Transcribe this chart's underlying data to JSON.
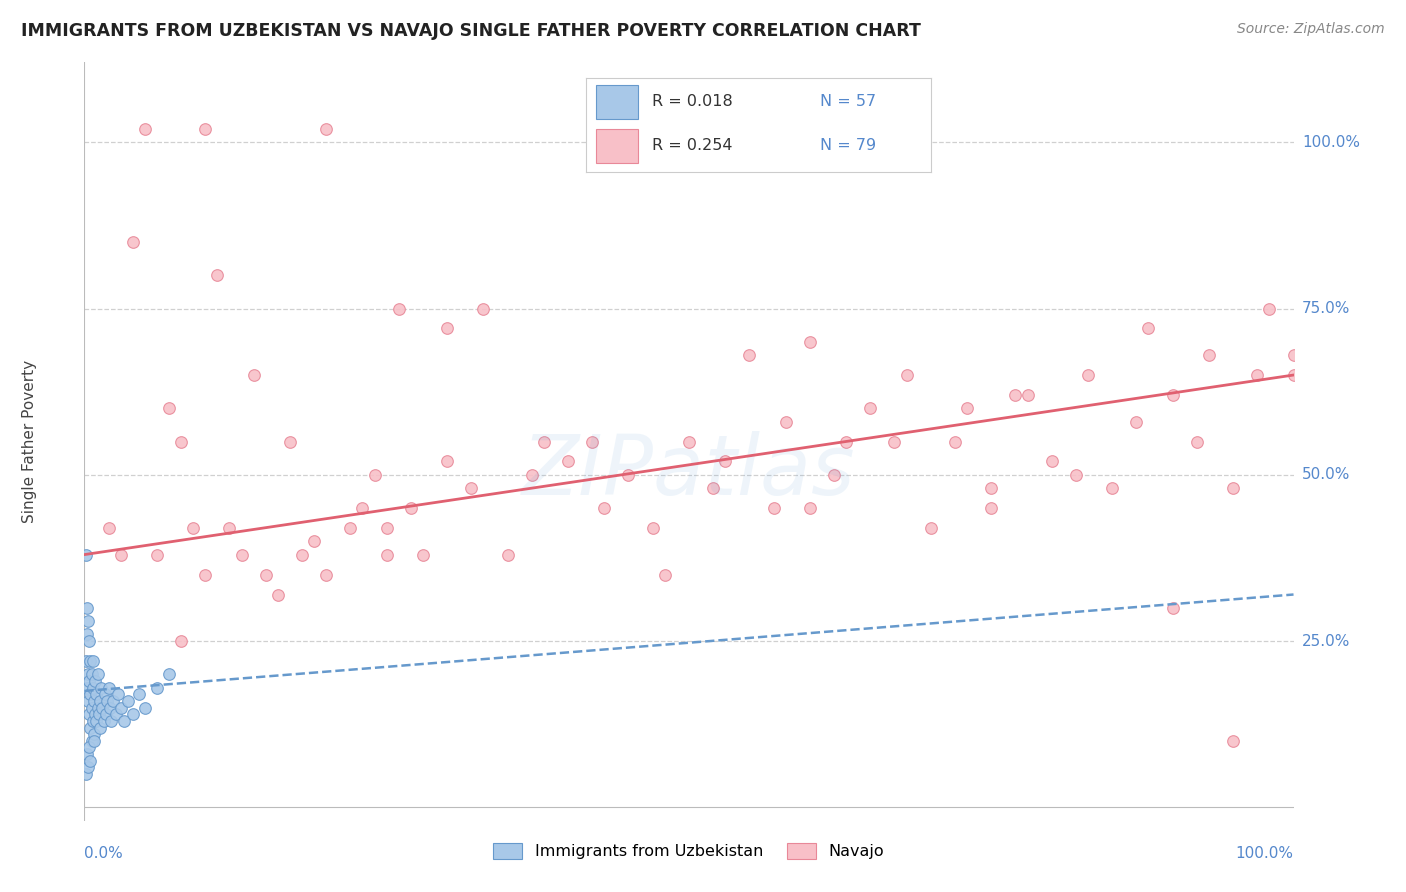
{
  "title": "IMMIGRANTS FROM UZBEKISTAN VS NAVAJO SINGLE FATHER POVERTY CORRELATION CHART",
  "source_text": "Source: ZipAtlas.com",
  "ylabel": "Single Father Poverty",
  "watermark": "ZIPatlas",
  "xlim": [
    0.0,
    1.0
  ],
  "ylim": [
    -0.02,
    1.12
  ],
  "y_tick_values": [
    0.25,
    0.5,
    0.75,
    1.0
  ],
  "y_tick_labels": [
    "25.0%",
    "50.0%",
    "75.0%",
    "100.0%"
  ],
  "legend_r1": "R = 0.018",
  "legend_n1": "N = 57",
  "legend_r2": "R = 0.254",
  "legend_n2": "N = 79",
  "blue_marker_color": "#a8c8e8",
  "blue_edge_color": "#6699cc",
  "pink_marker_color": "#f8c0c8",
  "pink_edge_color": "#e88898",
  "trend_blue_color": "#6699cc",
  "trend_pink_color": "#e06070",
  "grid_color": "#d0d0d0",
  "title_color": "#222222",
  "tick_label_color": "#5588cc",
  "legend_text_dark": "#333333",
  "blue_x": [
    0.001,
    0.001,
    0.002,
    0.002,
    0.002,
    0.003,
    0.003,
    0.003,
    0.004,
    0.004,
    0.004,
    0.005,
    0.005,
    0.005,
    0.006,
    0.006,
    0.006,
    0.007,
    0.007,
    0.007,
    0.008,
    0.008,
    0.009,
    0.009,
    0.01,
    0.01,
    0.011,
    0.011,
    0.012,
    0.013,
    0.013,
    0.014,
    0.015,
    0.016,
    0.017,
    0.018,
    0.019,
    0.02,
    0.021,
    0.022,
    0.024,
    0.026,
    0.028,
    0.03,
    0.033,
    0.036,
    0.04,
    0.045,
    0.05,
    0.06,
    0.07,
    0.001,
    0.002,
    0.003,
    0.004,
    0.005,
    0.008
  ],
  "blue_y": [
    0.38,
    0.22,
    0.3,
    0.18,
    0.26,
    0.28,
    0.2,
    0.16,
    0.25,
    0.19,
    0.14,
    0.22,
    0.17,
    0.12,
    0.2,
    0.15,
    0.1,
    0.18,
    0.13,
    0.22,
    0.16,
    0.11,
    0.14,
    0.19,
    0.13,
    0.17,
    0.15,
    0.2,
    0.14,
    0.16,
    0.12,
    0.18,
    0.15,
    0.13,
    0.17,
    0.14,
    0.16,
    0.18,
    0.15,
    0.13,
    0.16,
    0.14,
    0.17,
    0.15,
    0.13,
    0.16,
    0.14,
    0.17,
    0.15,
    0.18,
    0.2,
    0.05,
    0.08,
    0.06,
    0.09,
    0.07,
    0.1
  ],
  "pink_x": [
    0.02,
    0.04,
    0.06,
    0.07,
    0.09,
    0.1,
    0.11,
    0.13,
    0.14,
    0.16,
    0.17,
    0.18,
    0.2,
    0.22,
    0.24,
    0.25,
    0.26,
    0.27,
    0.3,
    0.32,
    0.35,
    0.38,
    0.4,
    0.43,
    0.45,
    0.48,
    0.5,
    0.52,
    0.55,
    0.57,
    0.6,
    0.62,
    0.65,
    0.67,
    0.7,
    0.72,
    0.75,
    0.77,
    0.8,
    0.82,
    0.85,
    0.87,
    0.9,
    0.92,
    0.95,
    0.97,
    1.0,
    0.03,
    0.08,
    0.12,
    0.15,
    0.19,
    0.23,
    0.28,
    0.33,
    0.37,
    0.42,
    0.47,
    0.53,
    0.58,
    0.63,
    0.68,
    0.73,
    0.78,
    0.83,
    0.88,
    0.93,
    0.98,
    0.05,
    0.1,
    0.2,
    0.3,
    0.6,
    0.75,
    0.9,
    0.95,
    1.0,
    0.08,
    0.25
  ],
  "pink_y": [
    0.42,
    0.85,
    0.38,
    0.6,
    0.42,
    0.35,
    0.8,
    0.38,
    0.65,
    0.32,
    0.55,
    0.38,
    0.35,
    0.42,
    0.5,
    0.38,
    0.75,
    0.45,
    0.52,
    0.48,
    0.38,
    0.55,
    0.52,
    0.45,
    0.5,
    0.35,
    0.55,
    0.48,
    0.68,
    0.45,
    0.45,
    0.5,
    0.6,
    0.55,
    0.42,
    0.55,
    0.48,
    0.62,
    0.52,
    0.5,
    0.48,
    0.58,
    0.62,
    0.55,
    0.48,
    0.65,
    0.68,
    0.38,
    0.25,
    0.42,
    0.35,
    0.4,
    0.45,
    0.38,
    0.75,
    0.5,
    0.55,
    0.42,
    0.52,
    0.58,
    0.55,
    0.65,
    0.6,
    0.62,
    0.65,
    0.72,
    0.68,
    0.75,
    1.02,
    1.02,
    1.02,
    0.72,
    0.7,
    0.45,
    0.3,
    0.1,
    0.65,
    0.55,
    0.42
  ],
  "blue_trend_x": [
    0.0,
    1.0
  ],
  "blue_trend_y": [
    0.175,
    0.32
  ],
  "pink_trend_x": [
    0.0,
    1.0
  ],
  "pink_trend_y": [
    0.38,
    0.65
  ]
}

**Exercise prompt:**
Pictures in the records above should not be copied. Repeat everything else exactly.

**Result of the task:**
Transcribe this chart's underlying data to JSON.
{
  "title": "IMMIGRANTS FROM UZBEKISTAN VS NAVAJO SINGLE FATHER POVERTY CORRELATION CHART",
  "source_text": "Source: ZipAtlas.com",
  "ylabel": "Single Father Poverty",
  "watermark": "ZIPatlas",
  "xlim": [
    0.0,
    1.0
  ],
  "ylim": [
    -0.02,
    1.12
  ],
  "y_tick_values": [
    0.25,
    0.5,
    0.75,
    1.0
  ],
  "y_tick_labels": [
    "25.0%",
    "50.0%",
    "75.0%",
    "100.0%"
  ],
  "legend_r1": "R = 0.018",
  "legend_n1": "N = 57",
  "legend_r2": "R = 0.254",
  "legend_n2": "N = 79",
  "blue_marker_color": "#a8c8e8",
  "blue_edge_color": "#6699cc",
  "pink_marker_color": "#f8c0c8",
  "pink_edge_color": "#e88898",
  "trend_blue_color": "#6699cc",
  "trend_pink_color": "#e06070",
  "grid_color": "#d0d0d0",
  "title_color": "#222222",
  "tick_label_color": "#5588cc",
  "legend_text_dark": "#333333",
  "blue_x": [
    0.001,
    0.001,
    0.002,
    0.002,
    0.002,
    0.003,
    0.003,
    0.003,
    0.004,
    0.004,
    0.004,
    0.005,
    0.005,
    0.005,
    0.006,
    0.006,
    0.006,
    0.007,
    0.007,
    0.007,
    0.008,
    0.008,
    0.009,
    0.009,
    0.01,
    0.01,
    0.011,
    0.011,
    0.012,
    0.013,
    0.013,
    0.014,
    0.015,
    0.016,
    0.017,
    0.018,
    0.019,
    0.02,
    0.021,
    0.022,
    0.024,
    0.026,
    0.028,
    0.03,
    0.033,
    0.036,
    0.04,
    0.045,
    0.05,
    0.06,
    0.07,
    0.001,
    0.002,
    0.003,
    0.004,
    0.005,
    0.008
  ],
  "blue_y": [
    0.38,
    0.22,
    0.3,
    0.18,
    0.26,
    0.28,
    0.2,
    0.16,
    0.25,
    0.19,
    0.14,
    0.22,
    0.17,
    0.12,
    0.2,
    0.15,
    0.1,
    0.18,
    0.13,
    0.22,
    0.16,
    0.11,
    0.14,
    0.19,
    0.13,
    0.17,
    0.15,
    0.2,
    0.14,
    0.16,
    0.12,
    0.18,
    0.15,
    0.13,
    0.17,
    0.14,
    0.16,
    0.18,
    0.15,
    0.13,
    0.16,
    0.14,
    0.17,
    0.15,
    0.13,
    0.16,
    0.14,
    0.17,
    0.15,
    0.18,
    0.2,
    0.05,
    0.08,
    0.06,
    0.09,
    0.07,
    0.1
  ],
  "pink_x": [
    0.02,
    0.04,
    0.06,
    0.07,
    0.09,
    0.1,
    0.11,
    0.13,
    0.14,
    0.16,
    0.17,
    0.18,
    0.2,
    0.22,
    0.24,
    0.25,
    0.26,
    0.27,
    0.3,
    0.32,
    0.35,
    0.38,
    0.4,
    0.43,
    0.45,
    0.48,
    0.5,
    0.52,
    0.55,
    0.57,
    0.6,
    0.62,
    0.65,
    0.67,
    0.7,
    0.72,
    0.75,
    0.77,
    0.8,
    0.82,
    0.85,
    0.87,
    0.9,
    0.92,
    0.95,
    0.97,
    1.0,
    0.03,
    0.08,
    0.12,
    0.15,
    0.19,
    0.23,
    0.28,
    0.33,
    0.37,
    0.42,
    0.47,
    0.53,
    0.58,
    0.63,
    0.68,
    0.73,
    0.78,
    0.83,
    0.88,
    0.93,
    0.98,
    0.05,
    0.1,
    0.2,
    0.3,
    0.6,
    0.75,
    0.9,
    0.95,
    1.0,
    0.08,
    0.25
  ],
  "pink_y": [
    0.42,
    0.85,
    0.38,
    0.6,
    0.42,
    0.35,
    0.8,
    0.38,
    0.65,
    0.32,
    0.55,
    0.38,
    0.35,
    0.42,
    0.5,
    0.38,
    0.75,
    0.45,
    0.52,
    0.48,
    0.38,
    0.55,
    0.52,
    0.45,
    0.5,
    0.35,
    0.55,
    0.48,
    0.68,
    0.45,
    0.45,
    0.5,
    0.6,
    0.55,
    0.42,
    0.55,
    0.48,
    0.62,
    0.52,
    0.5,
    0.48,
    0.58,
    0.62,
    0.55,
    0.48,
    0.65,
    0.68,
    0.38,
    0.25,
    0.42,
    0.35,
    0.4,
    0.45,
    0.38,
    0.75,
    0.5,
    0.55,
    0.42,
    0.52,
    0.58,
    0.55,
    0.65,
    0.6,
    0.62,
    0.65,
    0.72,
    0.68,
    0.75,
    1.02,
    1.02,
    1.02,
    0.72,
    0.7,
    0.45,
    0.3,
    0.1,
    0.65,
    0.55,
    0.42
  ],
  "blue_trend_x": [
    0.0,
    1.0
  ],
  "blue_trend_y": [
    0.175,
    0.32
  ],
  "pink_trend_x": [
    0.0,
    1.0
  ],
  "pink_trend_y": [
    0.38,
    0.65
  ]
}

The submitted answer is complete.